[Start]

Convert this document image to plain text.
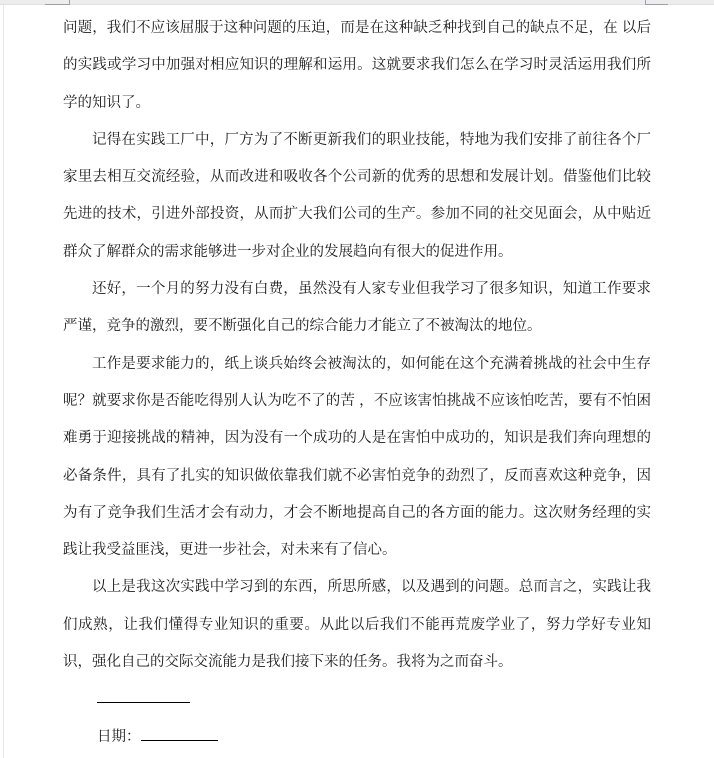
问题，我们不应该屈服于这种问题的压迫，而是在这种缺乏种找到自己的缺点不足，在 以后的实践或学习中加强对相应知识的理解和运用。这就要求我们怎么在学习时灵活运用我们所学的知识了。

记得在实践工厂中，厂方为了不断更新我们的职业技能，特地为我们安排了前往各个厂家里去相互交流经验，从而改进和吸收各个公司新的优秀的思想和发展计划。借鉴他们比较先进的技术，引进外部投资，从而扩大我们公司的生产。参加不同的社交见面会，从中贴近群众了解群众的需求能够进一步对企业的发展趋向有很大的促进作用。

还好，一个月的努力没有白费，虽然没有人家专业但我学习了很多知识，知道工作要求严谨，竞争的激烈，要不断强化自己的综合能力才能立了不被淘汰的地位。

工作是要求能力的，纸上谈兵始终会被淘汰的，如何能在这个充满着挑战的社会中生存呢？就要求你是否能吃得别人认为吃不了的苦 ，不应该害怕挑战不应该怕吃苦，要有不怕困难勇于迎接挑战的精神，因为没有一个成功的人是在害怕中成功的，知识是我们奔向理想的必备条件，具有了扎实的知识做依靠我们就不必害怕竞争的劲烈了，反而喜欢这种竞争，因为有了竞争我们生活才会有动力，才会不断地提高自己的各方面的能力。这次财务经理的实践让我受益匪浅，更进一步社会，对未来有了信心。

以上是我这次实践中学习到的东西，所思所感，以及遇到的问题。总而言之，实践让我们成熟，让我们懂得专业知识的重要。从此以后我们不能再荒废学业了，努力学好专业知识，强化自己的交际交流能力是我们接下来的任务。我将为之而奋斗。

日期：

[End]

#### Exercise goal:
Reproduce each entry precisely, dropping only the pictures.

#### Response below:
Convert this document image to plain text.
问题，我们不应该屈服于这种问题的压迫，而是在这种缺乏种找到自己的缺点不足，在 以后的实践或学习中加强对相应知识的理解和运用。这就要求我们怎么在学习时灵活运用我们所学的知识了。

记得在实践工厂中，厂方为了不断更新我们的职业技能，特地为我们安排了前往各个厂家里去相互交流经验，从而改进和吸收各个公司新的优秀的思想和发展计划。借鉴他们比较先进的技术，引进外部投资，从而扩大我们公司的生产。参加不同的社交见面会，从中贴近群众了解群众的需求能够进一步对企业的发展趋向有很大的促进作用。

还好，一个月的努力没有白费，虽然没有人家专业但我学习了很多知识，知道工作要求严谨，竞争的激烈，要不断强化自己的综合能力才能立了不被淘汰的地位。

工作是要求能力的，纸上谈兵始终会被淘汰的，如何能在这个充满着挑战的社会中生存呢？就要求你是否能吃得别人认为吃不了的苦 ，不应该害怕挑战不应该怕吃苦，要有不怕困难勇于迎接挑战的精神，因为没有一个成功的人是在害怕中成功的，知识是我们奔向理想的必备条件，具有了扎实的知识做依靠我们就不必害怕竞争的劲烈了，反而喜欢这种竞争，因为有了竞争我们生活才会有动力，才会不断地提高自己的各方面的能力。这次财务经理的实践让我受益匪浅，更进一步社会，对未来有了信心。

以上是我这次实践中学习到的东西，所思所感，以及遇到的问题。总而言之，实践让我们成熟，让我们懂得专业知识的重要。从此以后我们不能再荒废学业了，努力学好专业知识，强化自己的交际交流能力是我们接下来的任务。我将为之而奋斗。

日期：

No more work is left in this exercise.